EXTRACTED INFORMATION:

-=-=-=-=-

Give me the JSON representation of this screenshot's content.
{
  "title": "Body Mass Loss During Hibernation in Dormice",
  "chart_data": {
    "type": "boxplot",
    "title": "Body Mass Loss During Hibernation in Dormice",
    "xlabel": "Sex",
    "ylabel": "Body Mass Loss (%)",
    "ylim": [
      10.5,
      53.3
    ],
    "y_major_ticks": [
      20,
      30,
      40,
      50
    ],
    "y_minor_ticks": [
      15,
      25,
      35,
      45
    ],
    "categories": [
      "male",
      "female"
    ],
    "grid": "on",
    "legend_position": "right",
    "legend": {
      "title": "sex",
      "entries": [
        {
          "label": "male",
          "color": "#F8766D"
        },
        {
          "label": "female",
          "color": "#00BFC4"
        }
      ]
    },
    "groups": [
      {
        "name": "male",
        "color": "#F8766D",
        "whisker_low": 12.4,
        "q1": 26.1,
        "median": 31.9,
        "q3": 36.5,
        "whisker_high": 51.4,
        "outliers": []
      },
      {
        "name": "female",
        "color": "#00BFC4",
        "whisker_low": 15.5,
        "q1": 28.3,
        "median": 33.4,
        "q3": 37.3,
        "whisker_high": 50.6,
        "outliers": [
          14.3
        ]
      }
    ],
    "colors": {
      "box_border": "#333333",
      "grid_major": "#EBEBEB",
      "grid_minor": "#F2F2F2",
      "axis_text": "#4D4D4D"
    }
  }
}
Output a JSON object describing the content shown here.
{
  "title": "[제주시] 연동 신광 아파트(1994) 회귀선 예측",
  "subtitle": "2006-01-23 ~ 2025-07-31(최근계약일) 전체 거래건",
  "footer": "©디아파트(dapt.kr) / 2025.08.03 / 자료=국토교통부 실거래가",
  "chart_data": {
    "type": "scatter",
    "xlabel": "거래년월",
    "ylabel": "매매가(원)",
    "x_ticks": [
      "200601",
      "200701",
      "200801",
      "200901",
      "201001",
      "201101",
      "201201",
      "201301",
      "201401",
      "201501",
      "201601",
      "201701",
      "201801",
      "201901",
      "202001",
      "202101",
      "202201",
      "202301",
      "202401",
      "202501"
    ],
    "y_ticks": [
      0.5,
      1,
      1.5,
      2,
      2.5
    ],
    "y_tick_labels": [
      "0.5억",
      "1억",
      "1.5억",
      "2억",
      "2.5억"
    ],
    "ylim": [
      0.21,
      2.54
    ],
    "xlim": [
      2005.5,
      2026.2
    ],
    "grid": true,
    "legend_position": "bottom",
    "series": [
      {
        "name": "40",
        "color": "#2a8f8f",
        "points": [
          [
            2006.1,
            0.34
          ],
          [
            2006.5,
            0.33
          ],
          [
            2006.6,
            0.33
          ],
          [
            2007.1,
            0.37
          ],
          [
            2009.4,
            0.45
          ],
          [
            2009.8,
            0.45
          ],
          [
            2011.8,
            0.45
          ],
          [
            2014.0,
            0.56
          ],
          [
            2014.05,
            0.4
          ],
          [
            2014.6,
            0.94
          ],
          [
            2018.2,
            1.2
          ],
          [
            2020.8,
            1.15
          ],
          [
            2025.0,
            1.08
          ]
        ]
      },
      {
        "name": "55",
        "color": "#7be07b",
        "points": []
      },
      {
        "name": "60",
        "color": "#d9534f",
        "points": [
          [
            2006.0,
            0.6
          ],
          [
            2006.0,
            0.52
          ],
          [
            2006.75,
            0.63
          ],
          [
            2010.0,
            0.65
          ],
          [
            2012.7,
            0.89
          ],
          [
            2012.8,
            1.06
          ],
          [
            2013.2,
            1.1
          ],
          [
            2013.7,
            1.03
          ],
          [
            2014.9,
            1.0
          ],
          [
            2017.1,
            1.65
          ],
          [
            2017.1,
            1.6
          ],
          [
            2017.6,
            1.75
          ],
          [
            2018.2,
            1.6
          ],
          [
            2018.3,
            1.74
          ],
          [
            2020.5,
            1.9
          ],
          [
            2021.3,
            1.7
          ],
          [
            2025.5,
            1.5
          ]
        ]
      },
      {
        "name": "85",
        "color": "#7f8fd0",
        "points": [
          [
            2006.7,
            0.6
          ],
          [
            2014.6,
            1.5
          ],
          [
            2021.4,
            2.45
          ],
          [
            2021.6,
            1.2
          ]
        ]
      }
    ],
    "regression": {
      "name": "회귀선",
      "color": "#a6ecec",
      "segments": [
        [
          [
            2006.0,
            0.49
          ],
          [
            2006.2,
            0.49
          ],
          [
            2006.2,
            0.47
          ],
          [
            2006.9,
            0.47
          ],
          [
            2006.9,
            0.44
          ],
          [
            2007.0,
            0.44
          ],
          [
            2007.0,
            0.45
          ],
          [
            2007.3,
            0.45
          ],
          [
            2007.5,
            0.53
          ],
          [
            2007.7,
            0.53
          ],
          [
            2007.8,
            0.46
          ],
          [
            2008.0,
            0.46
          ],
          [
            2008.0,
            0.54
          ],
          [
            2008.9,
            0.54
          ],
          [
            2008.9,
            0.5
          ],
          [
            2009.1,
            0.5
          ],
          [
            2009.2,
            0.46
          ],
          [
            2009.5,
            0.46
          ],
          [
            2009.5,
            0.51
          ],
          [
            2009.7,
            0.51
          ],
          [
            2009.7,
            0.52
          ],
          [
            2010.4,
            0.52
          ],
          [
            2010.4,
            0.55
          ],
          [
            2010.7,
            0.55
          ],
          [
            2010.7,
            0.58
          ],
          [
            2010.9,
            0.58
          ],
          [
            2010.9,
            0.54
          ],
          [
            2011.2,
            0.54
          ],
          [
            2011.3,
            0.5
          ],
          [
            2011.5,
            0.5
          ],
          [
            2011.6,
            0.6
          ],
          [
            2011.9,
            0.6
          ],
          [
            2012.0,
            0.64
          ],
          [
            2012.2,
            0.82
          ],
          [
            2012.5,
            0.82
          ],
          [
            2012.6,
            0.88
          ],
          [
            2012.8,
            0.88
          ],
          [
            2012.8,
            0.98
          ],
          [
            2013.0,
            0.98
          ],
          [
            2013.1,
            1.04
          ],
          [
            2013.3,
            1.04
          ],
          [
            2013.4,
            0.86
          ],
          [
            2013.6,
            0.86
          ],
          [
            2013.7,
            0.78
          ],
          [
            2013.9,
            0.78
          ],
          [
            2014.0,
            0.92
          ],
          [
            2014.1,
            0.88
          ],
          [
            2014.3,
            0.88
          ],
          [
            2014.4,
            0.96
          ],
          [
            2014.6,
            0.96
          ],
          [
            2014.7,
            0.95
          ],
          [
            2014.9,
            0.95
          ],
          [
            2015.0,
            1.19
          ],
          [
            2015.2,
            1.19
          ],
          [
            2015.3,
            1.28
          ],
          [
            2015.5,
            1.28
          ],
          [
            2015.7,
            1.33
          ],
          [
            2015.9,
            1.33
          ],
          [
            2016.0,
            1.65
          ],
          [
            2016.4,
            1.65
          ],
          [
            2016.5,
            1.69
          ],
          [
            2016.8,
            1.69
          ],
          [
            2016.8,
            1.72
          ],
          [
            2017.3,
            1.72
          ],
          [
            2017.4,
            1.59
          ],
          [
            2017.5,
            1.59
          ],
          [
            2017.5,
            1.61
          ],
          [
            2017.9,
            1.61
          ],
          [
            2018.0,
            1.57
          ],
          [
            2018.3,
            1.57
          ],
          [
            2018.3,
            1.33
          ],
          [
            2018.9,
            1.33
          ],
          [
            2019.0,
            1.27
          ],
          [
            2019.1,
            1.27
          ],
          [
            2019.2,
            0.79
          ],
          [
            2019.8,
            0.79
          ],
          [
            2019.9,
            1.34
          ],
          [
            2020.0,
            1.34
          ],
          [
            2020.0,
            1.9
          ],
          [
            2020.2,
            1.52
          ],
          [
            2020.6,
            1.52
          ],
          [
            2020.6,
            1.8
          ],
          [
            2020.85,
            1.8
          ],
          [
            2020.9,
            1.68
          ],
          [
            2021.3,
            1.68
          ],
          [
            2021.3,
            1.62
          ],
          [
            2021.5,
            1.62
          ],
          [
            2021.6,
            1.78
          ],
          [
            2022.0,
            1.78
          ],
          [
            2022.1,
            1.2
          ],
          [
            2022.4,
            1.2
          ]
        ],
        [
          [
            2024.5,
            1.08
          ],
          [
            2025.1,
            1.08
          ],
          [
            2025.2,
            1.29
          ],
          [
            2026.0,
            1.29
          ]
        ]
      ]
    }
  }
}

-=-=-=-=-

GIVEN TASK: Select all lines in the listing above where the word "Hibernation" appears, and show them.

SOLUTION:
  "title": "Body Mass Loss During Hibernation in Dormice",
    "title": "Body Mass Loss During Hibernation in Dormice",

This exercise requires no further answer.